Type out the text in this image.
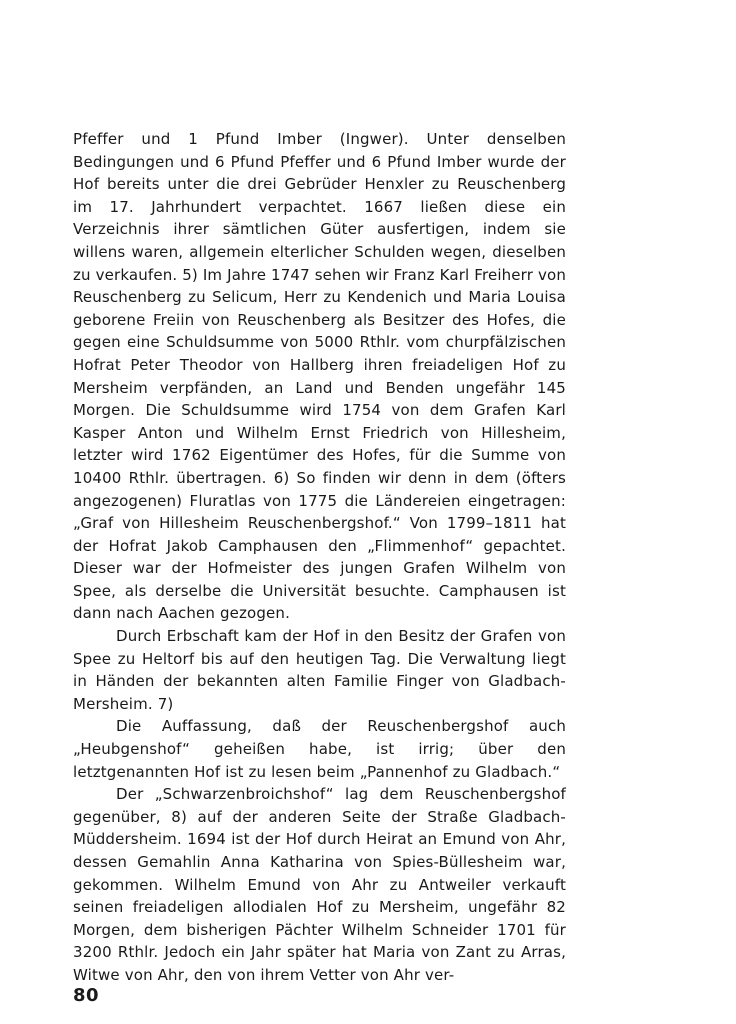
Pfeffer und 1 Pfund Imber (Ingwer). Unter denselben Bedingungen und 6 Pfund Pfeffer und 6 Pfund Imber wurde der Hof bereits unter die drei Gebrüder Henxler zu Reuschenberg im 17. Jahrhundert verpachtet. 1667 ließen diese ein Verzeichnis ihrer sämtlichen Güter ausfertigen, indem sie willens waren, allgemein elterlicher Schulden wegen, dieselben zu verkaufen. 5) Im Jahre 1747 sehen wir Franz Karl Freiherr von Reuschenberg zu Selicum, Herr zu Kendenich und Maria Louisa geborene Freiin von Reuschenberg als Besitzer des Hofes, die gegen eine Schuldsumme von 5000 Rthlr. vom churpfälzischen Hofrat Peter Theodor von Hallberg ihren freiadeligen Hof zu Mersheim verpfänden, an Land und Benden ungefähr 145 Morgen. Die Schuldsumme wird 1754 von dem Grafen Karl Kasper Anton und Wilhelm Ernst Friedrich von Hillesheim, letzter wird 1762 Eigentümer des Hofes, für die Summe von 10400 Rthlr. übertragen. 6) So finden wir denn in dem (öfters angezogenen) Fluratlas von 1775 die Ländereien eingetragen: „Graf von Hillesheim Reuschenbergshof.“ Von 1799–1811 hat der Hofrat Jakob Camphausen den „Flimmenhof“ gepachtet. Dieser war der Hofmeister des jungen Grafen Wilhelm von Spee, als derselbe die Universität besuchte. Camphausen ist dann nach Aachen gezogen.

Durch Erbschaft kam der Hof in den Besitz der Grafen von Spee zu Heltorf bis auf den heutigen Tag. Die Verwaltung liegt in Händen der bekannten alten Familie Finger von Gladbach-Mersheim. 7)

Die Auffassung, daß der Reuschenbergshof auch „Heubgenshof“ geheißen habe, ist irrig; über den letztgenannten Hof ist zu lesen beim „Pannenhof zu Gladbach.“

Der „Schwarzenbroichshof“ lag dem Reuschenbergshof gegenüber, 8) auf der anderen Seite der Straße Gladbach-Müddersheim. 1694 ist der Hof durch Heirat an Emund von Ahr, dessen Gemahlin Anna Katharina von Spies-Büllesheim war, gekommen. Wilhelm Emund von Ahr zu Antweiler verkauft seinen freiadeligen allodialen Hof zu Mersheim, ungefähr 82 Morgen, dem bisherigen Pächter Wilhelm Schneider 1701 für 3200 Rthlr. Jedoch ein Jahr später hat Maria von Zant zu Arras, Witwe von Ahr, den von ihrem Vetter von Ahr ver-

80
_ _ _
• Problem to solve: Note every line above where the string "Gladbach" shows up, and copy those lines.

• Response to this task:
Durch Erbschaft kam der Hof in den Besitz der Grafen von Spee zu Heltorf bis auf den heutigen Tag. Die Verwaltung liegt in Händen der bekannten alten Familie Finger von Gladbach-Mersheim. 7)
Die Auffassung, daß der Reuschenbergshof auch „Heubgenshof“ geheißen habe, ist irrig; über den letztgenannten Hof ist zu lesen beim „Pannenhof zu Gladbach.“
Der „Schwarzenbroichshof“ lag dem Reuschenbergshof gegenüber, 8) auf der anderen Seite der Straße Gladbach-Müddersheim. 1694 ist der Hof durch Heirat an Emund von Ahr, dessen Gemahlin Anna Katharina von Spies-Büllesheim war, gekommen. Wilhelm Emund von Ahr zu Antweiler verkauft seinen freiadeligen allodialen Hof zu Mersheim, ungefähr 82 Morgen, dem bisherigen Pächter Wilhelm Schneider 1701 für 3200 Rthlr. Jedoch ein Jahr später hat Maria von Zant zu Arras, Witwe von Ahr, den von ihrem Vetter von Ahr ver-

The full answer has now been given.